→ REQUIRED WORK
Omit every picture and output the rest of the records exactly as they are.

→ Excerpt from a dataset

####

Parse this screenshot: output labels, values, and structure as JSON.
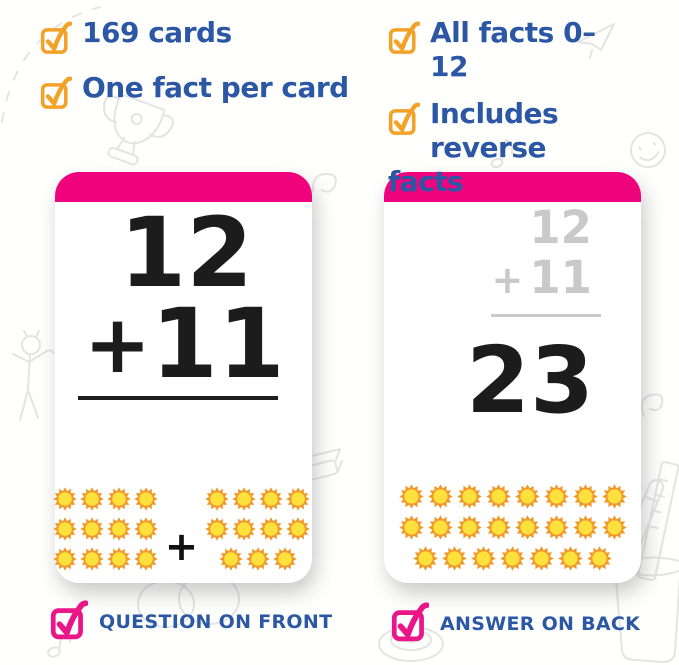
{
  "colors": {
    "blue_text": "#2b57a5",
    "orange_check": "#f3a228",
    "pink_check": "#ea1688",
    "card_header_pink": "#f0047e",
    "answer_gray": "#c9c9c9",
    "number_black": "#1c1c1c",
    "sun_ray": "#f0992b",
    "sun_center": "#ffe13d",
    "doodle_gray": "#e4e4e4"
  },
  "features": {
    "top_left": [
      {
        "label": "169 cards"
      },
      {
        "label": "One fact per card"
      }
    ],
    "top_right": [
      {
        "label": "All facts 0–12"
      },
      {
        "label": "Includes reverse facts"
      }
    ]
  },
  "front_card": {
    "addend_top": "12",
    "operator": "+",
    "addend_bottom": "11",
    "sun_group_left_rows": [
      4,
      4,
      4
    ],
    "sun_group_operator": "+",
    "sun_group_right_rows": [
      4,
      4,
      3
    ],
    "caption": "QUESTION ON FRONT"
  },
  "back_card": {
    "addend_top": "12",
    "operator": "+",
    "addend_bottom": "11",
    "answer": "23",
    "sun_rows": [
      8,
      8,
      7
    ],
    "caption": "ANSWER ON BACK"
  },
  "decorations": [
    "dashed-arc-doodle",
    "trophy-doodle",
    "smiley-face-doodle",
    "paper-plane-doodle",
    "music-note-doodle",
    "stick-figure-doodle",
    "squiggle-doodle",
    "eraser-doodle",
    "circles-doodle",
    "disc-doodle",
    "pencil-cup-doodle"
  ]
}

####

→ CORRECT OUTPUT
Parse this screenshot: output labels, values, and structure as JSON.
{
  "colors": {
    "blue_text": "#2b57a5",
    "orange_check": "#f3a228",
    "pink_check": "#ea1688",
    "card_header_pink": "#f0047e",
    "answer_gray": "#c9c9c9",
    "number_black": "#1c1c1c",
    "sun_ray": "#f0992b",
    "sun_center": "#ffe13d",
    "doodle_gray": "#e4e4e4"
  },
  "features": {
    "top_left": [
      {
        "label": "169 cards"
      },
      {
        "label": "One fact per card"
      }
    ],
    "top_right": [
      {
        "label": "All facts 0–12"
      },
      {
        "label": "Includes reverse facts"
      }
    ]
  },
  "front_card": {
    "addend_top": "12",
    "operator": "+",
    "addend_bottom": "11",
    "sun_group_left_rows": [
      4,
      4,
      4
    ],
    "sun_group_operator": "+",
    "sun_group_right_rows": [
      4,
      4,
      3
    ],
    "caption": "QUESTION ON FRONT"
  },
  "back_card": {
    "addend_top": "12",
    "operator": "+",
    "addend_bottom": "11",
    "answer": "23",
    "sun_rows": [
      8,
      8,
      7
    ],
    "caption": "ANSWER ON BACK"
  },
  "decorations": [
    "dashed-arc-doodle",
    "trophy-doodle",
    "smiley-face-doodle",
    "paper-plane-doodle",
    "music-note-doodle",
    "stick-figure-doodle",
    "squiggle-doodle",
    "eraser-doodle",
    "circles-doodle",
    "disc-doodle",
    "pencil-cup-doodle"
  ]
}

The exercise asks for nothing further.